Aim | Gather every line below where "label" appears.

— start Input material —

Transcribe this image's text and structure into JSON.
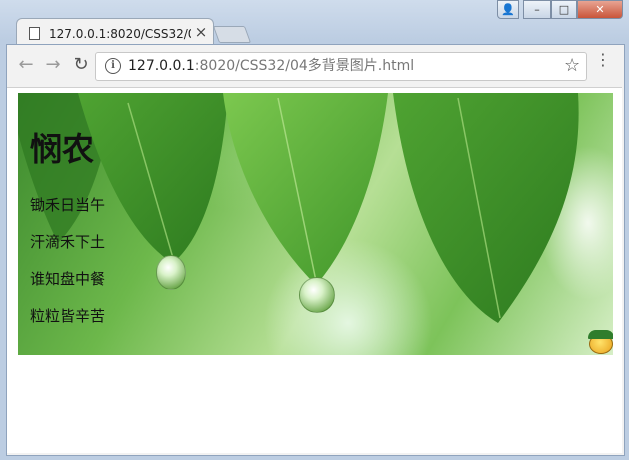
{
  "browser": {
    "tab_title": "127.0.0.1:8020/CSS32/04多背景图片.html",
    "tab_close_glyph": "×",
    "address_host": "127.0.0.1",
    "address_path": ":8020/CSS32/04多背景图片.html",
    "info_glyph": "i",
    "back_glyph": "←",
    "forward_glyph": "→",
    "reload_glyph": "↻",
    "bookmark_glyph": "☆",
    "menu_glyph": "⋮",
    "window_controls": {
      "user": "👤",
      "minimize": "–",
      "maximize": "□",
      "close": "✕"
    }
  },
  "page": {
    "heading": "悯农",
    "lines": [
      "锄禾日当午",
      "汗滴禾下土",
      "谁知盘中餐",
      "粒粒皆辛苦"
    ]
  }
}
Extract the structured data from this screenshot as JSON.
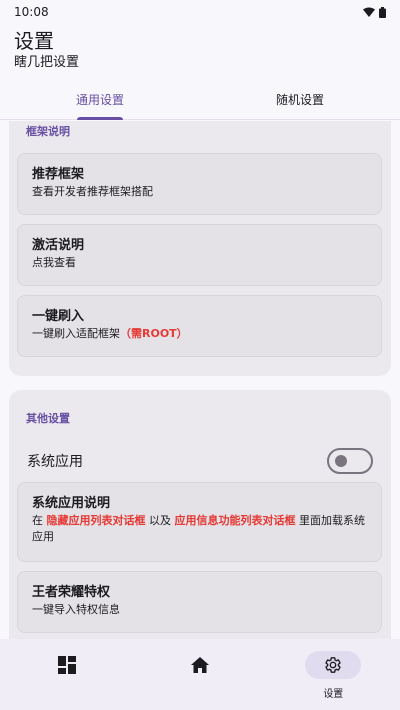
{
  "status_bar": {
    "time": "10:08"
  },
  "header": {
    "title": "设置",
    "subtitle": "瞎几把设置"
  },
  "tabs": [
    {
      "label": "通用设置",
      "active": true
    },
    {
      "label": "随机设置",
      "active": false
    }
  ],
  "sections": {
    "framework": {
      "title": "框架说明",
      "items": [
        {
          "title": "推荐框架",
          "desc": "查看开发者推荐框架搭配"
        },
        {
          "title": "激活说明",
          "desc": "点我查看"
        },
        {
          "title": "一键刷入",
          "desc": "一键刷入适配框架",
          "desc_highlight": "（需ROOT）"
        }
      ]
    },
    "other": {
      "title": "其他设置",
      "switch": {
        "label": "系统应用",
        "on": false
      },
      "items": [
        {
          "title": "系统应用说明",
          "desc_parts": [
            "在 ",
            "隐藏应用列表对话框",
            " 以及 ",
            "应用信息功能列表对话框",
            " 里面加载系统应用"
          ]
        },
        {
          "title": "王者荣耀特权",
          "desc": "一键导入特权信息"
        }
      ]
    }
  },
  "bottom_nav": [
    {
      "icon": "dashboard-icon",
      "label": "",
      "active": false
    },
    {
      "icon": "home-icon",
      "label": "",
      "active": false
    },
    {
      "icon": "gear-icon",
      "label": "设置",
      "active": true
    }
  ],
  "colors": {
    "accent": "#6750a4",
    "warning": "#e53935"
  }
}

— end Input material —

The output |
      "label": "通用设置",
      "label": "随机设置",
        "label": "系统应用",
      "label": "",
      "label": "",
      "label": "设置",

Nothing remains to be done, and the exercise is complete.